What the exercise asks
Write out the records that appear below, verbatim and complete, but without pictures.

BEGIN Provided information

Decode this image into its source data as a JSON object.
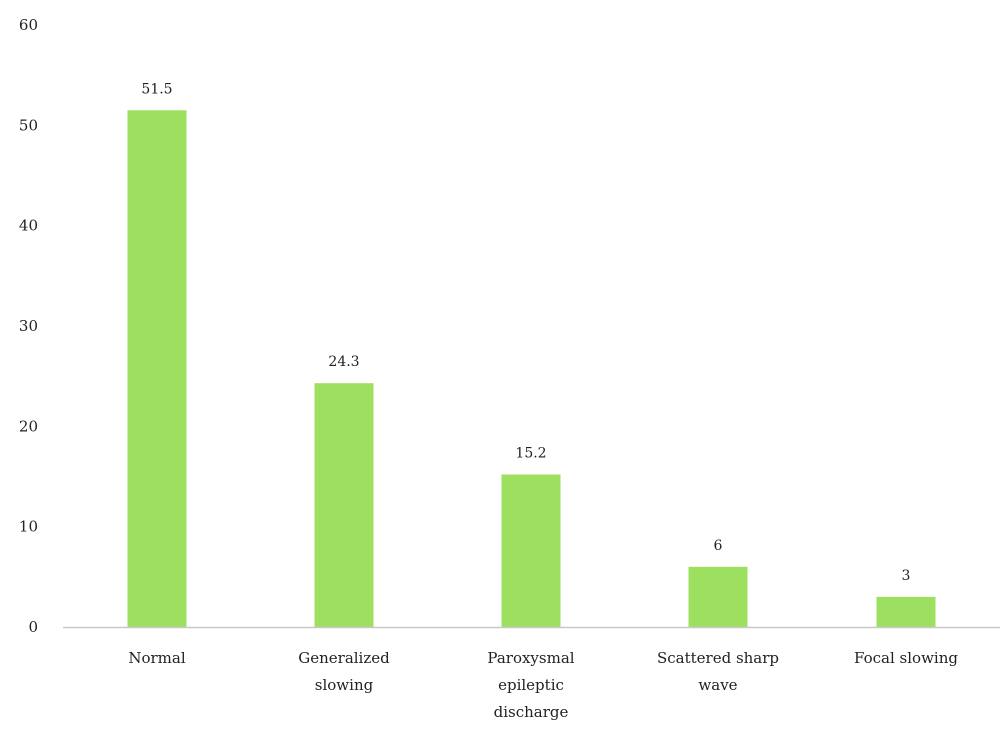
{
  "chart_data": {
    "type": "bar",
    "categories": [
      [
        "Normal"
      ],
      [
        "Generalized",
        "slowing"
      ],
      [
        "Paroxysmal",
        "epileptic",
        "discharge"
      ],
      [
        "Scattered sharp",
        "wave"
      ],
      [
        "Focal slowing"
      ]
    ],
    "values": [
      51.5,
      24.3,
      15.2,
      6,
      3
    ],
    "data_labels": [
      "51.5",
      "24.3",
      "15.2",
      "6",
      "3"
    ],
    "yticks": [
      "0",
      "10",
      "20",
      "30",
      "40",
      "50",
      "60"
    ],
    "ylim": [
      0,
      60
    ],
    "grid": false,
    "legend": "none",
    "bar_color": "#9de05f",
    "axis_color": "#c8c8c8",
    "title": "",
    "xlabel": "",
    "ylabel": ""
  }
}
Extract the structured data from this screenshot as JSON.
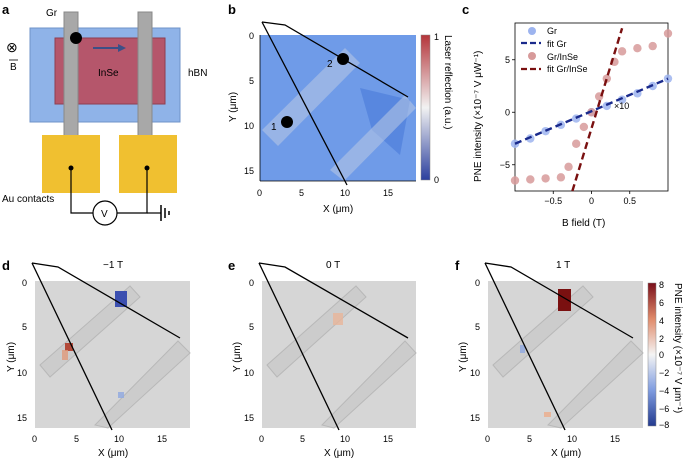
{
  "panels": {
    "a": {
      "letter": "a",
      "labels": {
        "gr": "Gr",
        "insE": "InSe",
        "hbn": "hBN",
        "au": "Au contacts",
        "b": "B",
        "v": "V",
        "otimes": "⊗"
      }
    },
    "b": {
      "letter": "b",
      "xlabel": "X (μm)",
      "ylabel": "Y (μm)",
      "xticks": [
        "0",
        "5",
        "10",
        "15"
      ],
      "yticks": [
        "0",
        "5",
        "10",
        "15"
      ],
      "colorbar_label": "Laser reflection (a.u.)",
      "colorbar_ticks": [
        "1",
        "0"
      ],
      "point_labels": [
        "1",
        "2"
      ],
      "xlim": [
        0,
        18
      ],
      "ylim": [
        0,
        16
      ]
    },
    "d": {
      "letter": "d",
      "title": "−1 T"
    },
    "e": {
      "letter": "e",
      "title": "0 T"
    },
    "f": {
      "letter": "f",
      "title": "1 T",
      "colorbar_label": "PNE intensity (×10⁻⁷ V μm⁻¹)",
      "colorbar_ticks": [
        "8",
        "6",
        "4",
        "2",
        "0",
        "−2",
        "−4",
        "−6",
        "−8"
      ]
    },
    "map_axes": {
      "xlabel": "X (μm)",
      "ylabel": "Y (μm)",
      "xticks": [
        "0",
        "5",
        "10",
        "15"
      ],
      "yticks": [
        "0",
        "5",
        "10",
        "15"
      ]
    }
  },
  "colors": {
    "hbn": "#8fb3e8",
    "insE": "#b5566b",
    "gr": "#a8a8a8",
    "au": "#f0c030",
    "blue_map": "#5b8de8",
    "gray_map": "#d6d6d6",
    "fit_gr": "#1a2a8c",
    "fit_grinse": "#7a1010",
    "pt_gr": "#9db4ef",
    "pt_grinse": "#d79a9a"
  },
  "chart_data": {
    "type": "scatter",
    "title": "",
    "xlabel": "B field (T)",
    "ylabel": "PNE intensity (×10⁻⁷ V μW⁻¹)",
    "xlim": [
      -1.0,
      1.0
    ],
    "ylim": [
      -7.5,
      8.5
    ],
    "xticks": [
      "−0.5",
      "0",
      "0.5"
    ],
    "yticks": [
      "5",
      "0",
      "−5"
    ],
    "annotation": "×10",
    "legend": [
      "Gr",
      "fit Gr",
      "Gr/InSe",
      "fit Gr/InSe"
    ],
    "series": [
      {
        "name": "Gr",
        "x": [
          -1.0,
          -0.8,
          -0.6,
          -0.4,
          -0.2,
          0.0,
          0.2,
          0.4,
          0.6,
          0.8,
          1.0
        ],
        "values": [
          -3.0,
          -2.5,
          -1.8,
          -1.2,
          -0.6,
          0.0,
          0.6,
          1.2,
          1.8,
          2.5,
          3.2
        ]
      },
      {
        "name": "fit Gr",
        "x": [
          -1.0,
          1.0
        ],
        "values": [
          -3.0,
          3.2
        ]
      },
      {
        "name": "Gr/InSe",
        "x": [
          -1.0,
          -0.8,
          -0.6,
          -0.4,
          -0.3,
          -0.2,
          -0.1,
          0.0,
          0.1,
          0.2,
          0.3,
          0.4,
          0.6,
          0.8,
          1.0
        ],
        "values": [
          -6.5,
          -6.4,
          -6.3,
          -6.2,
          -5.2,
          -3.0,
          -1.4,
          0.0,
          1.5,
          3.2,
          4.8,
          5.8,
          6.1,
          6.3,
          7.5
        ]
      },
      {
        "name": "fit Gr/InSe",
        "x": [
          -0.25,
          0.4
        ],
        "values": [
          -7.5,
          8.0
        ]
      }
    ]
  }
}
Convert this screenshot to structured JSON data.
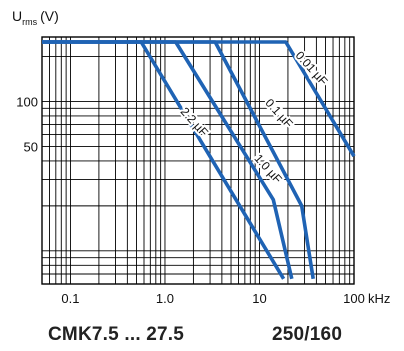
{
  "chart_data": {
    "type": "line",
    "x_scale": "log",
    "y_scale": "log",
    "xlim": [
      0.05,
      100
    ],
    "ylim": [
      6,
      270
    ],
    "x_unit": "kHz",
    "y_title_main": "U",
    "y_title_sub": "rms",
    "y_title_unit": "(V)",
    "x_ticks": [
      {
        "value": 0.1,
        "label": "0.1"
      },
      {
        "value": 1,
        "label": "1.0"
      },
      {
        "value": 10,
        "label": "10"
      },
      {
        "value": 100,
        "label": "100"
      }
    ],
    "y_ticks": [
      {
        "value": 100,
        "label": "100"
      },
      {
        "value": 50,
        "label": "50"
      }
    ],
    "grid": true,
    "line_color": "#1f63b4",
    "series": [
      {
        "name": "2.2 µF",
        "points": [
          [
            0.05,
            250
          ],
          [
            0.56,
            250
          ],
          [
            18,
            6.5
          ]
        ],
        "label_at": [
          1.9,
          70
        ]
      },
      {
        "name": "1.0 µF",
        "points": [
          [
            0.05,
            250
          ],
          [
            1.3,
            250
          ],
          [
            14,
            22
          ],
          [
            22,
            6.5
          ]
        ],
        "label_at": [
          11.5,
          34
        ]
      },
      {
        "name": "0.1 µF",
        "points": [
          [
            0.05,
            250
          ],
          [
            3.4,
            250
          ],
          [
            28,
            20
          ],
          [
            37,
            6.5
          ]
        ],
        "label_at": [
          15,
          80
        ]
      },
      {
        "name": "0.01 µF",
        "points": [
          [
            0.05,
            250
          ],
          [
            19,
            250
          ],
          [
            100,
            43
          ]
        ],
        "label_at": [
          33,
          160
        ]
      }
    ]
  },
  "footer": {
    "series_name": "CMK7.5 ... 27.5",
    "rating": "250/160"
  }
}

END Provided information

Reply to the exercise
Decode this image into its source data as a JSON object.
{
  "chart_data": {
    "type": "bar",
    "categories": [
      [
        "Normal"
      ],
      [
        "Generalized",
        "slowing"
      ],
      [
        "Paroxysmal",
        "epileptic",
        "discharge"
      ],
      [
        "Scattered sharp",
        "wave"
      ],
      [
        "Focal slowing"
      ]
    ],
    "values": [
      51.5,
      24.3,
      15.2,
      6,
      3
    ],
    "data_labels": [
      "51.5",
      "24.3",
      "15.2",
      "6",
      "3"
    ],
    "yticks": [
      "0",
      "10",
      "20",
      "30",
      "40",
      "50",
      "60"
    ],
    "ylim": [
      0,
      60
    ],
    "grid": false,
    "legend": "none",
    "bar_color": "#9de05f",
    "axis_color": "#c8c8c8",
    "title": "",
    "xlabel": "",
    "ylabel": ""
  }
}
Extract the structured data from this screenshot as JSON.
{
  "panels": {
    "a": {
      "letter": "a",
      "labels": {
        "gr": "Gr",
        "insE": "InSe",
        "hbn": "hBN",
        "au": "Au contacts",
        "b": "B",
        "v": "V",
        "otimes": "⊗"
      }
    },
    "b": {
      "letter": "b",
      "xlabel": "X (μm)",
      "ylabel": "Y (μm)",
      "xticks": [
        "0",
        "5",
        "10",
        "15"
      ],
      "yticks": [
        "0",
        "5",
        "10",
        "15"
      ],
      "colorbar_label": "Laser reflection (a.u.)",
      "colorbar_ticks": [
        "1",
        "0"
      ],
      "point_labels": [
        "1",
        "2"
      ],
      "xlim": [
        0,
        18
      ],
      "ylim": [
        0,
        16
      ]
    },
    "d": {
      "letter": "d",
      "title": "−1 T"
    },
    "e": {
      "letter": "e",
      "title": "0 T"
    },
    "f": {
      "letter": "f",
      "title": "1 T",
      "colorbar_label": "PNE intensity (×10⁻⁷ V μm⁻¹)",
      "colorbar_ticks": [
        "8",
        "6",
        "4",
        "2",
        "0",
        "−2",
        "−4",
        "−6",
        "−8"
      ]
    },
    "map_axes": {
      "xlabel": "X (μm)",
      "ylabel": "Y (μm)",
      "xticks": [
        "0",
        "5",
        "10",
        "15"
      ],
      "yticks": [
        "0",
        "5",
        "10",
        "15"
      ]
    }
  },
  "colors": {
    "hbn": "#8fb3e8",
    "insE": "#b5566b",
    "gr": "#a8a8a8",
    "au": "#f0c030",
    "blue_map": "#5b8de8",
    "gray_map": "#d6d6d6",
    "fit_gr": "#1a2a8c",
    "fit_grinse": "#7a1010",
    "pt_gr": "#9db4ef",
    "pt_grinse": "#d79a9a"
  },
  "chart_data": {
    "type": "scatter",
    "title": "",
    "xlabel": "B field (T)",
    "ylabel": "PNE intensity (×10⁻⁷ V μW⁻¹)",
    "xlim": [
      -1.0,
      1.0
    ],
    "ylim": [
      -7.5,
      8.5
    ],
    "xticks": [
      "−0.5",
      "0",
      "0.5"
    ],
    "yticks": [
      "5",
      "0",
      "−5"
    ],
    "annotation": "×10",
    "legend": [
      "Gr",
      "fit Gr",
      "Gr/InSe",
      "fit Gr/InSe"
    ],
    "series": [
      {
        "name": "Gr",
        "x": [
          -1.0,
          -0.8,
          -0.6,
          -0.4,
          -0.2,
          0.0,
          0.2,
          0.4,
          0.6,
          0.8,
          1.0
        ],
        "values": [
          -3.0,
          -2.5,
          -1.8,
          -1.2,
          -0.6,
          0.0,
          0.6,
          1.2,
          1.8,
          2.5,
          3.2
        ]
      },
      {
        "name": "fit Gr",
        "x": [
          -1.0,
          1.0
        ],
        "values": [
          -3.0,
          3.2
        ]
      },
      {
        "name": "Gr/InSe",
        "x": [
          -1.0,
          -0.8,
          -0.6,
          -0.4,
          -0.3,
          -0.2,
          -0.1,
          0.0,
          0.1,
          0.2,
          0.3,
          0.4,
          0.6,
          0.8,
          1.0
        ],
        "values": [
          -6.5,
          -6.4,
          -6.3,
          -6.2,
          -5.2,
          -3.0,
          -1.4,
          0.0,
          1.5,
          3.2,
          4.8,
          5.8,
          6.1,
          6.3,
          7.5
        ]
      },
      {
        "name": "fit Gr/InSe",
        "x": [
          -0.25,
          0.4
        ],
        "values": [
          -7.5,
          8.0
        ]
      }
    ]
  }
}
Convert this screenshot to structured JSON data.
{
  "chart_data": {
    "type": "line",
    "x_scale": "log",
    "y_scale": "log",
    "xlim": [
      0.05,
      100
    ],
    "ylim": [
      6,
      270
    ],
    "x_unit": "kHz",
    "y_title_main": "U",
    "y_title_sub": "rms",
    "y_title_unit": "(V)",
    "x_ticks": [
      {
        "value": 0.1,
        "label": "0.1"
      },
      {
        "value": 1,
        "label": "1.0"
      },
      {
        "value": 10,
        "label": "10"
      },
      {
        "value": 100,
        "label": "100"
      }
    ],
    "y_ticks": [
      {
        "value": 100,
        "label": "100"
      },
      {
        "value": 50,
        "label": "50"
      }
    ],
    "grid": true,
    "line_color": "#1f63b4",
    "series": [
      {
        "name": "2.2 µF",
        "points": [
          [
            0.05,
            250
          ],
          [
            0.56,
            250
          ],
          [
            18,
            6.5
          ]
        ],
        "label_at": [
          1.9,
          70
        ]
      },
      {
        "name": "1.0 µF",
        "points": [
          [
            0.05,
            250
          ],
          [
            1.3,
            250
          ],
          [
            14,
            22
          ],
          [
            22,
            6.5
          ]
        ],
        "label_at": [
          11.5,
          34
        ]
      },
      {
        "name": "0.1 µF",
        "points": [
          [
            0.05,
            250
          ],
          [
            3.4,
            250
          ],
          [
            28,
            20
          ],
          [
            37,
            6.5
          ]
        ],
        "label_at": [
          15,
          80
        ]
      },
      {
        "name": "0.01 µF",
        "points": [
          [
            0.05,
            250
          ],
          [
            19,
            250
          ],
          [
            100,
            43
          ]
        ],
        "label_at": [
          33,
          160
        ]
      }
    ]
  },
  "footer": {
    "series_name": "CMK7.5 ... 27.5",
    "rating": "250/160"
  }
}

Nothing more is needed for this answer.